(Structured figure records)
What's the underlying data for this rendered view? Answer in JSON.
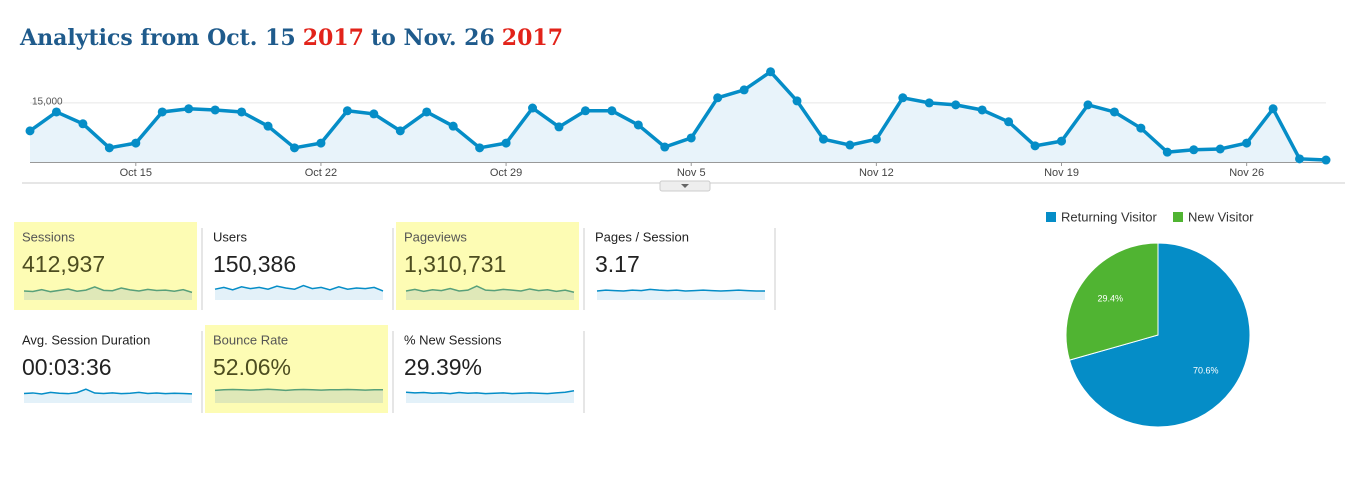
{
  "header": {
    "title": [
      {
        "text": "Analytics from Oct. 15",
        "color": "#1f5b8c"
      },
      {
        "text": "2017",
        "color": "#e2231a"
      },
      {
        "text": "to Nov. 26",
        "color": "#1f5b8c"
      },
      {
        "text": "2017",
        "color": "#e2231a"
      }
    ]
  },
  "chart_data": [
    {
      "type": "line",
      "color": "#058dc7",
      "grid": true,
      "categories": [
        null,
        null,
        null,
        null,
        "Oct 15",
        null,
        null,
        null,
        null,
        null,
        null,
        "Oct 22",
        null,
        null,
        null,
        null,
        null,
        null,
        "Oct 29",
        null,
        null,
        null,
        null,
        null,
        null,
        "Nov 5",
        null,
        null,
        null,
        null,
        null,
        null,
        "Nov 12",
        null,
        null,
        null,
        null,
        null,
        null,
        "Nov 19",
        null,
        null,
        null,
        null,
        null,
        null,
        "Nov 26",
        null,
        null,
        null
      ],
      "values": [
        7900,
        12700,
        9700,
        3600,
        4800,
        12700,
        13500,
        13200,
        12700,
        9100,
        3600,
        4800,
        13000,
        12200,
        7900,
        12700,
        9100,
        3600,
        4800,
        13700,
        8900,
        13000,
        13000,
        9400,
        3800,
        6100,
        16300,
        18300,
        22900,
        15500,
        5800,
        4300,
        5800,
        16300,
        15000,
        14500,
        13200,
        10200,
        4100,
        5300,
        14500,
        12700,
        8600,
        2500,
        3100,
        3300,
        4800,
        13500,
        800,
        500
      ],
      "ylim": [
        0,
        25000
      ],
      "yticks": [
        {
          "value": 15000,
          "label": "15,000"
        }
      ]
    },
    {
      "type": "pie",
      "legend": "top",
      "categories": [
        "Returning Visitor",
        "New Visitor"
      ],
      "values": [
        70.6,
        29.4
      ],
      "value_labels": [
        "70.6%",
        "29.4%"
      ],
      "colors": [
        "#058dc7",
        "#50b432"
      ]
    }
  ],
  "metrics": [
    {
      "name": "Sessions",
      "value": "412,937",
      "highlighted": true,
      "spark": [
        9000,
        8800,
        9600,
        8700,
        9300,
        9900,
        8900,
        9400,
        10800,
        9300,
        9100,
        10300,
        9500,
        9000,
        9700,
        9200,
        9400,
        8900,
        9600,
        8400
      ],
      "spark_lim": [
        5000,
        13000
      ]
    },
    {
      "name": "Users",
      "value": "150,386",
      "highlighted": false,
      "spark": [
        3300,
        3600,
        3200,
        3700,
        3400,
        3600,
        3300,
        3800,
        3500,
        3300,
        3900,
        3400,
        3600,
        3200,
        3700,
        3300,
        3500,
        3400,
        3600,
        3000
      ],
      "spark_lim": [
        1500,
        4500
      ]
    },
    {
      "name": "Pageviews",
      "value": "1,310,731",
      "highlighted": true,
      "spark": [
        29000,
        31000,
        28500,
        30500,
        29500,
        32000,
        29000,
        30000,
        35000,
        30000,
        29500,
        31000,
        30000,
        29000,
        31500,
        29500,
        30500,
        28500,
        30000,
        27500
      ],
      "spark_lim": [
        18000,
        40000
      ]
    },
    {
      "name": "Pages / Session",
      "value": "3.17",
      "highlighted": false,
      "spark": [
        3.1,
        3.2,
        3.15,
        3.1,
        3.2,
        3.15,
        3.3,
        3.2,
        3.15,
        3.2,
        3.1,
        3.15,
        3.2,
        3.15,
        3.1,
        3.15,
        3.2,
        3.15,
        3.1,
        3.1
      ],
      "spark_lim": [
        2.0,
        4.2
      ]
    },
    {
      "name": "Avg. Session Duration",
      "value": "00:03:36",
      "highlighted": false,
      "spark": [
        210,
        215,
        205,
        220,
        212,
        208,
        218,
        250,
        214,
        210,
        216,
        208,
        212,
        220,
        210,
        214,
        208,
        212,
        210,
        206
      ],
      "spark_lim": [
        120,
        290
      ]
    },
    {
      "name": "Bounce Rate",
      "value": "52.06%",
      "highlighted": true,
      "spark": [
        51,
        52,
        52.5,
        52,
        51.5,
        52,
        53,
        52,
        51,
        52,
        52.5,
        52,
        51.5,
        52,
        52,
        52.5,
        52,
        51.5,
        52,
        52
      ],
      "spark_lim": [
        30,
        60
      ]
    },
    {
      "name": "% New Sessions",
      "value": "29.39%",
      "highlighted": false,
      "spark": [
        30,
        29,
        29.5,
        28.5,
        29,
        28,
        29.5,
        28.5,
        29,
        28,
        28.5,
        29,
        28,
        28.5,
        29,
        28.5,
        28,
        29,
        30,
        32
      ],
      "spark_lim": [
        15,
        40
      ]
    }
  ]
}
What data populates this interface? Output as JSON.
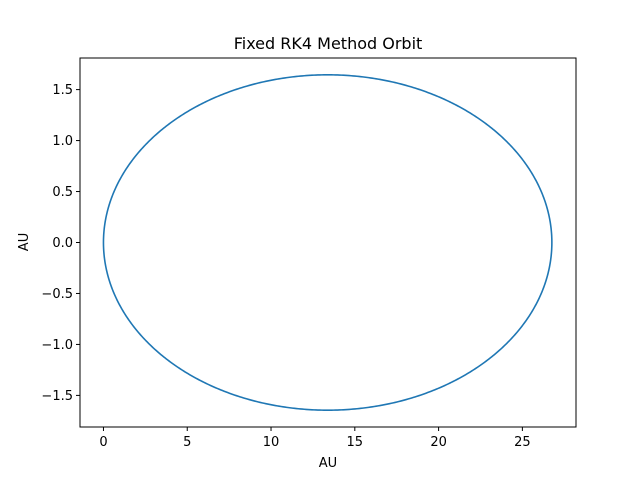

EXERCISE DESCRIPTION: All preceding records should be duplicated verbatim, images excepted.

ANSWER TO THE EXERCISE:
What's the underlying data for this rendered view? Answer in JSON.
{
  "header": {
    "title": [
      {
        "text": "Analytics from Oct. 15",
        "color": "#1f5b8c"
      },
      {
        "text": "2017",
        "color": "#e2231a"
      },
      {
        "text": "to Nov. 26",
        "color": "#1f5b8c"
      },
      {
        "text": "2017",
        "color": "#e2231a"
      }
    ]
  },
  "chart_data": [
    {
      "type": "line",
      "color": "#058dc7",
      "grid": true,
      "categories": [
        null,
        null,
        null,
        null,
        "Oct 15",
        null,
        null,
        null,
        null,
        null,
        null,
        "Oct 22",
        null,
        null,
        null,
        null,
        null,
        null,
        "Oct 29",
        null,
        null,
        null,
        null,
        null,
        null,
        "Nov 5",
        null,
        null,
        null,
        null,
        null,
        null,
        "Nov 12",
        null,
        null,
        null,
        null,
        null,
        null,
        "Nov 19",
        null,
        null,
        null,
        null,
        null,
        null,
        "Nov 26",
        null,
        null,
        null
      ],
      "values": [
        7900,
        12700,
        9700,
        3600,
        4800,
        12700,
        13500,
        13200,
        12700,
        9100,
        3600,
        4800,
        13000,
        12200,
        7900,
        12700,
        9100,
        3600,
        4800,
        13700,
        8900,
        13000,
        13000,
        9400,
        3800,
        6100,
        16300,
        18300,
        22900,
        15500,
        5800,
        4300,
        5800,
        16300,
        15000,
        14500,
        13200,
        10200,
        4100,
        5300,
        14500,
        12700,
        8600,
        2500,
        3100,
        3300,
        4800,
        13500,
        800,
        500
      ],
      "ylim": [
        0,
        25000
      ],
      "yticks": [
        {
          "value": 15000,
          "label": "15,000"
        }
      ]
    },
    {
      "type": "pie",
      "legend": "top",
      "categories": [
        "Returning Visitor",
        "New Visitor"
      ],
      "values": [
        70.6,
        29.4
      ],
      "value_labels": [
        "70.6%",
        "29.4%"
      ],
      "colors": [
        "#058dc7",
        "#50b432"
      ]
    }
  ],
  "metrics": [
    {
      "name": "Sessions",
      "value": "412,937",
      "highlighted": true,
      "spark": [
        9000,
        8800,
        9600,
        8700,
        9300,
        9900,
        8900,
        9400,
        10800,
        9300,
        9100,
        10300,
        9500,
        9000,
        9700,
        9200,
        9400,
        8900,
        9600,
        8400
      ],
      "spark_lim": [
        5000,
        13000
      ]
    },
    {
      "name": "Users",
      "value": "150,386",
      "highlighted": false,
      "spark": [
        3300,
        3600,
        3200,
        3700,
        3400,
        3600,
        3300,
        3800,
        3500,
        3300,
        3900,
        3400,
        3600,
        3200,
        3700,
        3300,
        3500,
        3400,
        3600,
        3000
      ],
      "spark_lim": [
        1500,
        4500
      ]
    },
    {
      "name": "Pageviews",
      "value": "1,310,731",
      "highlighted": true,
      "spark": [
        29000,
        31000,
        28500,
        30500,
        29500,
        32000,
        29000,
        30000,
        35000,
        30000,
        29500,
        31000,
        30000,
        29000,
        31500,
        29500,
        30500,
        28500,
        30000,
        27500
      ],
      "spark_lim": [
        18000,
        40000
      ]
    },
    {
      "name": "Pages / Session",
      "value": "3.17",
      "highlighted": false,
      "spark": [
        3.1,
        3.2,
        3.15,
        3.1,
        3.2,
        3.15,
        3.3,
        3.2,
        3.15,
        3.2,
        3.1,
        3.15,
        3.2,
        3.15,
        3.1,
        3.15,
        3.2,
        3.15,
        3.1,
        3.1
      ],
      "spark_lim": [
        2.0,
        4.2
      ]
    },
    {
      "name": "Avg. Session Duration",
      "value": "00:03:36",
      "highlighted": false,
      "spark": [
        210,
        215,
        205,
        220,
        212,
        208,
        218,
        250,
        214,
        210,
        216,
        208,
        212,
        220,
        210,
        214,
        208,
        212,
        210,
        206
      ],
      "spark_lim": [
        120,
        290
      ]
    },
    {
      "name": "Bounce Rate",
      "value": "52.06%",
      "highlighted": true,
      "spark": [
        51,
        52,
        52.5,
        52,
        51.5,
        52,
        53,
        52,
        51,
        52,
        52.5,
        52,
        51.5,
        52,
        52,
        52.5,
        52,
        51.5,
        52,
        52
      ],
      "spark_lim": [
        30,
        60
      ]
    },
    {
      "name": "% New Sessions",
      "value": "29.39%",
      "highlighted": false,
      "spark": [
        30,
        29,
        29.5,
        28.5,
        29,
        28,
        29.5,
        28.5,
        29,
        28,
        28.5,
        29,
        28,
        28.5,
        29,
        28.5,
        28,
        29,
        30,
        32
      ],
      "spark_lim": [
        15,
        40
      ]
    }
  ]
}
What data populates this interface? Output as JSON.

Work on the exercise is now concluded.